- _DIRECTIONS_
Duplicate the lines below, starting at the first one and ending at the line that contains "42, 332, 48]", with both ends included.

------ SUPPLIED MATERIAL

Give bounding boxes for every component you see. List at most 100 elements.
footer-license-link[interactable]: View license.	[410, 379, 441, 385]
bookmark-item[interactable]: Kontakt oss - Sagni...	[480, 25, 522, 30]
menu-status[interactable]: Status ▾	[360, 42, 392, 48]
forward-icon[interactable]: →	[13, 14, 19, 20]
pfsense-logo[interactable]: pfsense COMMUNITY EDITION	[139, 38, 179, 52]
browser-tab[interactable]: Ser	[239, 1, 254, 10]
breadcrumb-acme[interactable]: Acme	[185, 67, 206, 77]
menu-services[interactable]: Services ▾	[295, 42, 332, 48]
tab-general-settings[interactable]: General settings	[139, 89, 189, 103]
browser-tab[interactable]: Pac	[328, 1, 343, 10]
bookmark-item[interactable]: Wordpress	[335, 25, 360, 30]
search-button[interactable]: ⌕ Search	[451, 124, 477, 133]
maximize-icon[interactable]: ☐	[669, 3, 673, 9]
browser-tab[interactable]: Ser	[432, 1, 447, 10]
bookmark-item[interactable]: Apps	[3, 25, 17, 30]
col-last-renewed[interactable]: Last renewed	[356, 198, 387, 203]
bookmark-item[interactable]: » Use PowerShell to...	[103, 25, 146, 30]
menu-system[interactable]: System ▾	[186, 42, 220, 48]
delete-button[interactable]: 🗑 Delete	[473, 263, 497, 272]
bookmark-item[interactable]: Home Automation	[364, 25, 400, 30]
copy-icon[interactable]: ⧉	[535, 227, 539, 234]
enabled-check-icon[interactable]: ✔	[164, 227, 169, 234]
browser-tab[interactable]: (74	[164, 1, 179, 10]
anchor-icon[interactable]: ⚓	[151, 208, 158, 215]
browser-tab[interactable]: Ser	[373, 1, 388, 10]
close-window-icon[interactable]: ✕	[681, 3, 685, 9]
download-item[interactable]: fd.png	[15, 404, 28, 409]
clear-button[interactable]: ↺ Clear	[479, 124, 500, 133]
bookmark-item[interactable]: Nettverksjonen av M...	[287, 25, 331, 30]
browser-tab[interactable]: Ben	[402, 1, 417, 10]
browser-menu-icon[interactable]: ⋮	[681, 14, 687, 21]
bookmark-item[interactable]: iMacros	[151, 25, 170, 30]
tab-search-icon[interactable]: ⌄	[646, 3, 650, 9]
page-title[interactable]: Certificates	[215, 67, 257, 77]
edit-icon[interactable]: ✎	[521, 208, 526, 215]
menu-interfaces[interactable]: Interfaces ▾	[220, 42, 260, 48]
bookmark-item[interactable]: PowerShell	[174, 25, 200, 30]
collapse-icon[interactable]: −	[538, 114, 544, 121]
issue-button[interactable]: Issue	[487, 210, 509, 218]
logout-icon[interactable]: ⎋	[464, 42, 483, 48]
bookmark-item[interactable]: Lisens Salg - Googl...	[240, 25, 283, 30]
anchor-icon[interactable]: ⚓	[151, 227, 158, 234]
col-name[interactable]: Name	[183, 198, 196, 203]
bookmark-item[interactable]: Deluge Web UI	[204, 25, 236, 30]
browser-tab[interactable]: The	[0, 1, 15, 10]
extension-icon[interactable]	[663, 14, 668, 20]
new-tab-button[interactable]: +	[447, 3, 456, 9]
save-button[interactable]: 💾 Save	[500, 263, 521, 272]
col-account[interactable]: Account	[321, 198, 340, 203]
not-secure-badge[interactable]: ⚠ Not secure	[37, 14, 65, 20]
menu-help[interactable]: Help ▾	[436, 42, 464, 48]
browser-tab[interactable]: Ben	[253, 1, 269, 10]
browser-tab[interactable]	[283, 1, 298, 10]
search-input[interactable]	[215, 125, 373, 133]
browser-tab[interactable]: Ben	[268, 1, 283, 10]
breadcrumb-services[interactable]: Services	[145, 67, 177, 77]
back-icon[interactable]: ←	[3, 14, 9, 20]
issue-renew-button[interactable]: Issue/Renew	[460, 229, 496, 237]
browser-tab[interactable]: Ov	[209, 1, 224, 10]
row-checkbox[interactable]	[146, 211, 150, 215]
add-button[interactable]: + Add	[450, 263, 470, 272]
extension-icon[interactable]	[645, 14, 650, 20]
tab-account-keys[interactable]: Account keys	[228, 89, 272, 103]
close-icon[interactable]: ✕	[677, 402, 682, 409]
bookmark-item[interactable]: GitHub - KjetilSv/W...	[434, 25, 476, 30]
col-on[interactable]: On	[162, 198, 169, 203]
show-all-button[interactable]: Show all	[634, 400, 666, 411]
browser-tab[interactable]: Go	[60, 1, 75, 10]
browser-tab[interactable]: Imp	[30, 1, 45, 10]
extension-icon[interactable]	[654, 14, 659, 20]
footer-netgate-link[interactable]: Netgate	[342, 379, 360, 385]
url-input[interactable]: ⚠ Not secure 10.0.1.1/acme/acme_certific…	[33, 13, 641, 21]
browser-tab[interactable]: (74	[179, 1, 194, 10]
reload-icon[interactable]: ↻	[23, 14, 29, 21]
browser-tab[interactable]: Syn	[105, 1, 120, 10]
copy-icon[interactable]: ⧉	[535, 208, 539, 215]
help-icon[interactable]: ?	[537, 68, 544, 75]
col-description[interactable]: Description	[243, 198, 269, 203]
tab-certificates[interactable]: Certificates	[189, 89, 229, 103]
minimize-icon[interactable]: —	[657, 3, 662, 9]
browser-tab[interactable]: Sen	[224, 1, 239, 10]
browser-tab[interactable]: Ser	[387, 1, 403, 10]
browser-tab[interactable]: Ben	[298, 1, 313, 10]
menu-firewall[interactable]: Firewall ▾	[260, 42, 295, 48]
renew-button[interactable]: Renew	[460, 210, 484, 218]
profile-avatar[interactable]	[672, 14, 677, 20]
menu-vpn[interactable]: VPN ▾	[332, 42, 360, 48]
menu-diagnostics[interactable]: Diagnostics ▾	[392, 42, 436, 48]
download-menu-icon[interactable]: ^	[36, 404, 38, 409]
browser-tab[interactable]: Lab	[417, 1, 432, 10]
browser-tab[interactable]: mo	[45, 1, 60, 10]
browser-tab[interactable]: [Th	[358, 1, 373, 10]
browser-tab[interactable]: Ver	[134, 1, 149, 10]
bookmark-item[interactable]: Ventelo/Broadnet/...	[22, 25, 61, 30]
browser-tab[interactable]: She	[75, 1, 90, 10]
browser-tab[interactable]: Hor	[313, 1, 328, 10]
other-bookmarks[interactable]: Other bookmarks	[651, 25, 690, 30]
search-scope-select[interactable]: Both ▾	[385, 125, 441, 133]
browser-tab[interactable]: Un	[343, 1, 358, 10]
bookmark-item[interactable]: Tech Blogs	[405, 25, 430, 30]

------------

- _COMPLETE RESPONSE_
Give bounding boxes for every component you see. List at most 100 elements.
footer-license-link[interactable]: View license.	[410, 379, 441, 385]
bookmark-item[interactable]: Kontakt oss - Sagni...	[480, 25, 522, 30]
menu-status[interactable]: Status ▾	[360, 42, 392, 48]
forward-icon[interactable]: →	[13, 14, 19, 20]
pfsense-logo[interactable]: pfsense COMMUNITY EDITION	[139, 38, 179, 52]
browser-tab[interactable]: Ser	[239, 1, 254, 10]
breadcrumb-acme[interactable]: Acme	[185, 67, 206, 77]
menu-services[interactable]: Services ▾	[295, 42, 332, 48]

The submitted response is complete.